◆ **Input rows**

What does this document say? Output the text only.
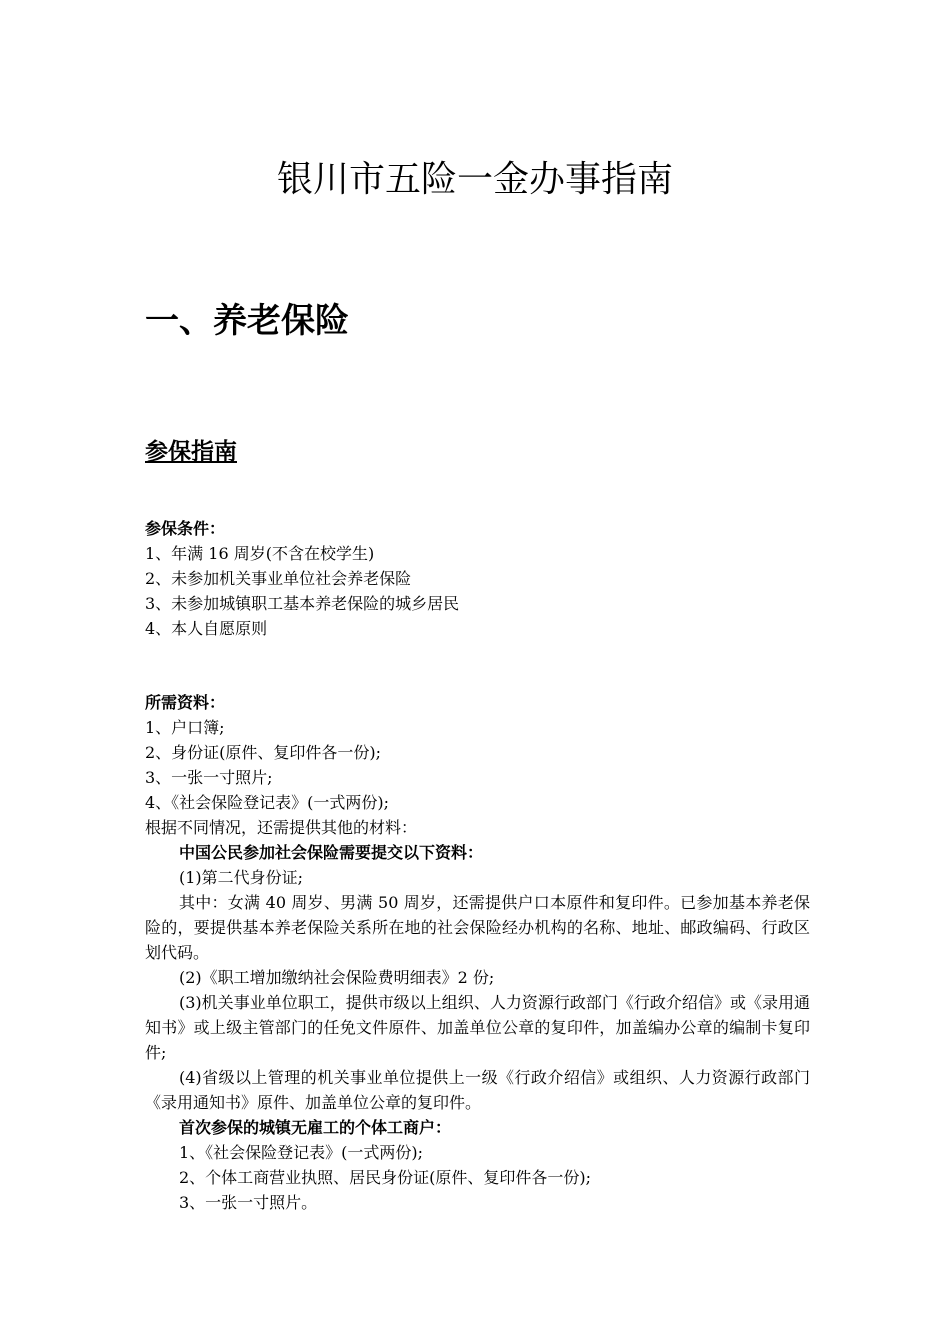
银川市五险一金办事指南
一、养老保险
参保指南

参保条件：

1、年满 16 周岁(不含在校学生)

2、未参加机关事业单位社会养老保险

3、未参加城镇职工基本养老保险的城乡居民

4、本人自愿原则

所需资料：

1、户口簿;

2、身份证(原件、复印件各一份);

3、一张一寸照片;

4、《社会保险登记表》(一式两份);

根据不同情况，还需提供其他的材料：

中国公民参加社会保险需要提交以下资料：

(1)第二代身份证;

其中：女满 40 周岁、男满 50 周岁，还需提供户口本原件和复印件。已参加基本养老保险的，要提供基本养老保险关系所在地的社会保险经办机构的名称、地址、邮政编码、行政区划代码。

(2)《职工增加缴纳社会保险费明细表》2 份;

(3)机关事业单位职工，提供市级以上组织、人力资源行政部门《行政介绍信》或《录用通知书》或上级主管部门的任免文件原件、加盖单位公章的复印件，加盖编办公章的编制卡复印件;

(4)省级以上管理的机关事业单位提供上一级《行政介绍信》或组织、人力资源行政部门《录用通知书》原件、加盖单位公章的复印件。

首次参保的城镇无雇工的个体工商户：

1、《社会保险登记表》(一式两份);

2、个体工商营业执照、居民身份证(原件、复印件各一份);

3、一张一寸照片。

◆ **What is being asked**
Transcribe all the lines above exactly, apart from the pictures.

◆ **Task solution**
What does this document say? Output the text only.
银川市五险一金办事指南
一、养老保险
参保指南

参保条件：

1、年满 16 周岁(不含在校学生)

2、未参加机关事业单位社会养老保险

3、未参加城镇职工基本养老保险的城乡居民

4、本人自愿原则

所需资料：

1、户口簿;

2、身份证(原件、复印件各一份);

3、一张一寸照片;

4、《社会保险登记表》(一式两份);

根据不同情况，还需提供其他的材料：

中国公民参加社会保险需要提交以下资料：

(1)第二代身份证;

其中：女满 40 周岁、男满 50 周岁，还需提供户口本原件和复印件。已参加基本养老保险的，要提供基本养老保险关系所在地的社会保险经办机构的名称、地址、邮政编码、行政区划代码。

(2)《职工增加缴纳社会保险费明细表》2 份;

(3)机关事业单位职工，提供市级以上组织、人力资源行政部门《行政介绍信》或《录用通知书》或上级主管部门的任免文件原件、加盖单位公章的复印件，加盖编办公章的编制卡复印件;

(4)省级以上管理的机关事业单位提供上一级《行政介绍信》或组织、人力资源行政部门《录用通知书》原件、加盖单位公章的复印件。

首次参保的城镇无雇工的个体工商户：

1、《社会保险登记表》(一式两份);

2、个体工商营业执照、居民身份证(原件、复印件各一份);

3、一张一寸照片。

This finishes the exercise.